> [OBJECTIVE]
Locate each line below that includes "доцентов" and reproduce it.

Entries with figure data:
__________________________________________________

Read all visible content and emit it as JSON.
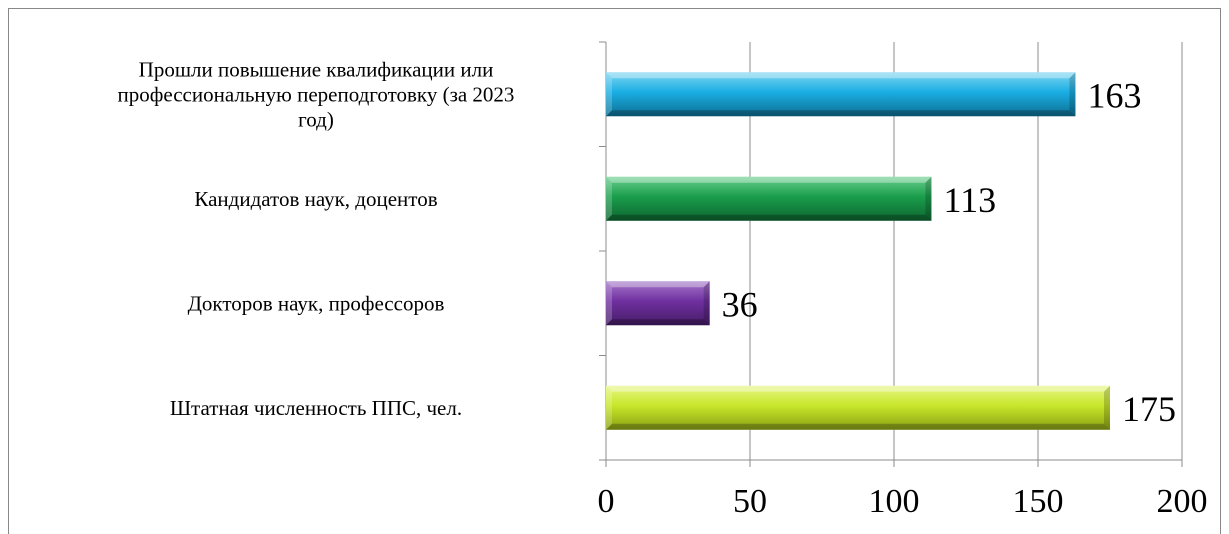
{
  "chart_data": {
    "type": "bar",
    "orientation": "horizontal",
    "categories": [
      "Прошли повышение квалификации или профессиональную переподготовку (за 2023 год)",
      "Кандидатов наук, доцентов",
      "Докторов наук, профессоров",
      "Штатная численность ППС, чел."
    ],
    "category_lines": [
      [
        "Прошли повышение квалификации или",
        "профессиональную переподготовку (за 2023",
        "год)"
      ],
      [
        "Кандидатов наук, доцентов"
      ],
      [
        "Докторов наук, профессоров"
      ],
      [
        "Штатная численность ППС, чел."
      ]
    ],
    "values": [
      163,
      113,
      36,
      175
    ],
    "value_labels": [
      "163",
      "113",
      "36",
      "175"
    ],
    "bar_colors": [
      "#1aaee3",
      "#1a9e4c",
      "#7030a0",
      "#c8e62a"
    ],
    "bar_dark_colors": [
      "#0d6f93",
      "#0e6630",
      "#451c66",
      "#8aa214"
    ],
    "bar_light_colors": [
      "#7fd6f2",
      "#6ccf8f",
      "#a577c9",
      "#e6f785"
    ],
    "xlim": [
      0,
      200
    ],
    "x_ticks": [
      "0",
      "50",
      "100",
      "150",
      "200"
    ],
    "x_tick_values": [
      0,
      50,
      100,
      150,
      200
    ],
    "grid": "vertical major gridlines",
    "legend": "none",
    "title": "",
    "xlabel": "",
    "ylabel": ""
  }
}
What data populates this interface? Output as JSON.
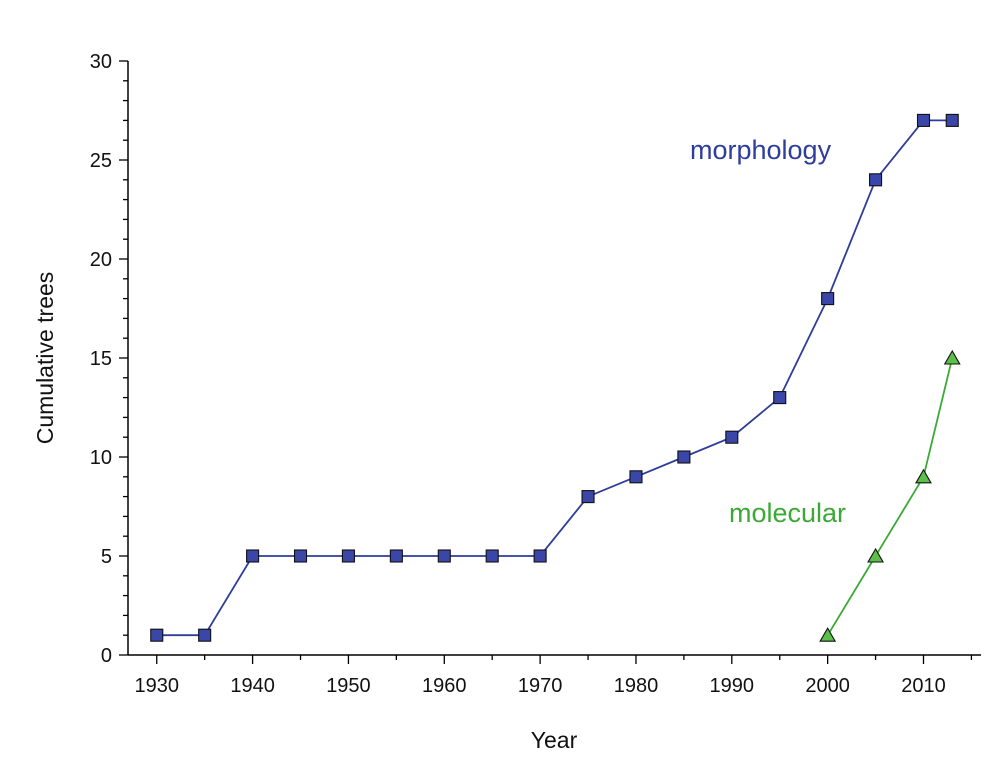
{
  "chart_data": {
    "type": "line",
    "title": "",
    "xlabel": "Year",
    "ylabel": "Cumulative trees",
    "xlim": [
      1927,
      2016
    ],
    "ylim": [
      0,
      30
    ],
    "x_ticks": [
      1930,
      1940,
      1950,
      1960,
      1970,
      1980,
      1990,
      2000,
      2010
    ],
    "x_minor_ticks": [
      1935,
      1945,
      1955,
      1965,
      1975,
      1985,
      1995,
      2005,
      2015
    ],
    "y_ticks": [
      0,
      5,
      10,
      15,
      20,
      25,
      30
    ],
    "y_minor_ticks": [
      1,
      2,
      3,
      4,
      6,
      7,
      8,
      9,
      11,
      12,
      13,
      14,
      16,
      17,
      18,
      19,
      21,
      22,
      23,
      24,
      26,
      27,
      28,
      29
    ],
    "grid": false,
    "legend": "none",
    "series": [
      {
        "name": "morphology",
        "marker": "square",
        "color": "#2e3d9a",
        "marker_fill": "#3a47a8",
        "x": [
          1930,
          1935,
          1940,
          1945,
          1950,
          1955,
          1960,
          1965,
          1970,
          1975,
          1980,
          1985,
          1990,
          1995,
          2000,
          2005,
          2010,
          2013
        ],
        "y": [
          1,
          1,
          5,
          5,
          5,
          5,
          5,
          5,
          5,
          8,
          9,
          10,
          11,
          13,
          18,
          24,
          27,
          27
        ]
      },
      {
        "name": "molecular",
        "marker": "triangle",
        "color": "#3aaa35",
        "marker_fill": "#5cbf4a",
        "x": [
          2000,
          2005,
          2010,
          2013
        ],
        "y": [
          1,
          5,
          9,
          15
        ]
      }
    ]
  }
}
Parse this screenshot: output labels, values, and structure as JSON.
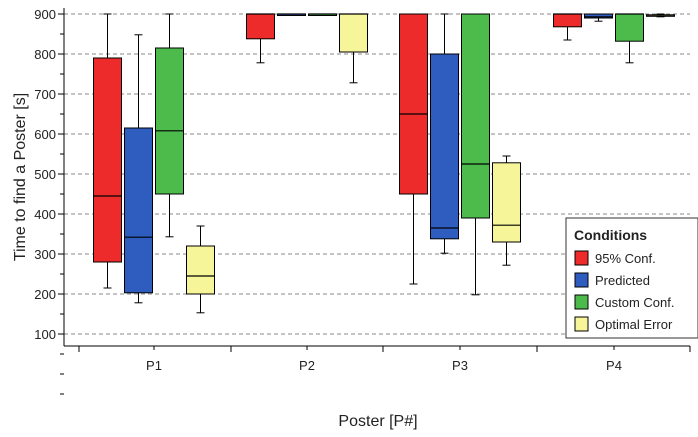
{
  "chart_data": {
    "type": "boxplot",
    "title": "",
    "xlabel": "Poster [P#]",
    "ylabel": "Time to find a Poster [s]",
    "ylim": [
      -50,
      900
    ],
    "yticks": [
      100,
      200,
      300,
      400,
      500,
      600,
      700,
      800,
      900
    ],
    "grid": "horizontal-dashed",
    "categories": [
      "P1",
      "P2",
      "P3",
      "P4"
    ],
    "legend": {
      "title": "Conditions",
      "placement": "right"
    },
    "series": [
      {
        "name": "95% Conf.",
        "color": "#ee2b2b",
        "boxes": [
          {
            "min": 215,
            "q1": 280,
            "median": 445,
            "q3": 790,
            "max": 900
          },
          {
            "min": 778,
            "q1": 838,
            "median": 900,
            "q3": 900,
            "max": 900
          },
          {
            "min": 225,
            "q1": 450,
            "median": 650,
            "q3": 900,
            "max": 900
          },
          {
            "min": 835,
            "q1": 868,
            "median": 900,
            "q3": 900,
            "max": 900
          }
        ]
      },
      {
        "name": "Predicted",
        "color": "#2f5dbf",
        "boxes": [
          {
            "min": 178,
            "q1": 203,
            "median": 342,
            "q3": 615,
            "max": 848
          },
          {
            "min": 900,
            "q1": 900,
            "median": 900,
            "q3": 900,
            "max": 900
          },
          {
            "min": 302,
            "q1": 338,
            "median": 365,
            "q3": 800,
            "max": 900
          },
          {
            "min": 882,
            "q1": 890,
            "median": 893,
            "q3": 900,
            "max": 900
          }
        ]
      },
      {
        "name": "Custom Conf.",
        "color": "#4cbb4c",
        "boxes": [
          {
            "min": 343,
            "q1": 450,
            "median": 608,
            "q3": 815,
            "max": 900
          },
          {
            "min": 900,
            "q1": 900,
            "median": 900,
            "q3": 900,
            "max": 900
          },
          {
            "min": 198,
            "q1": 390,
            "median": 525,
            "q3": 900,
            "max": 900
          },
          {
            "min": 778,
            "q1": 832,
            "median": 900,
            "q3": 900,
            "max": 900
          }
        ]
      },
      {
        "name": "Optimal Error",
        "color": "#f7f59a",
        "boxes": [
          {
            "min": 153,
            "q1": 200,
            "median": 245,
            "q3": 320,
            "max": 370
          },
          {
            "min": 728,
            "q1": 805,
            "median": 900,
            "q3": 900,
            "max": 900
          },
          {
            "min": 272,
            "q1": 330,
            "median": 372,
            "q3": 528,
            "max": 545
          },
          {
            "min": 893,
            "q1": 895,
            "median": 897,
            "q3": 898,
            "max": 900
          }
        ]
      }
    ]
  }
}
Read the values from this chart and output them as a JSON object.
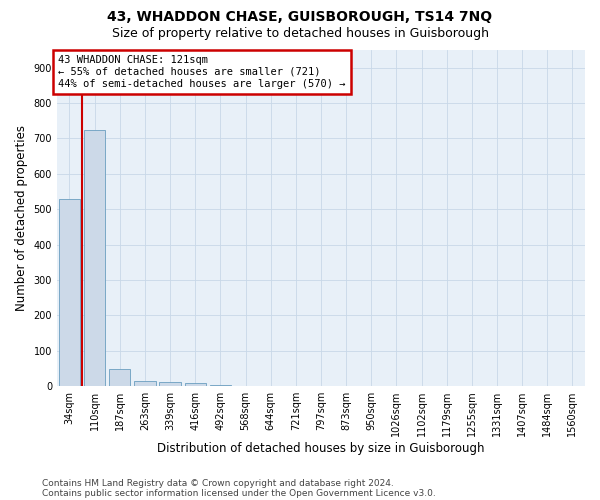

__________________________________________________

> [EXERCISE RESPONSE]
      "Кандидатов наук, доцентов",
        "Кандидатов наук, доцентов"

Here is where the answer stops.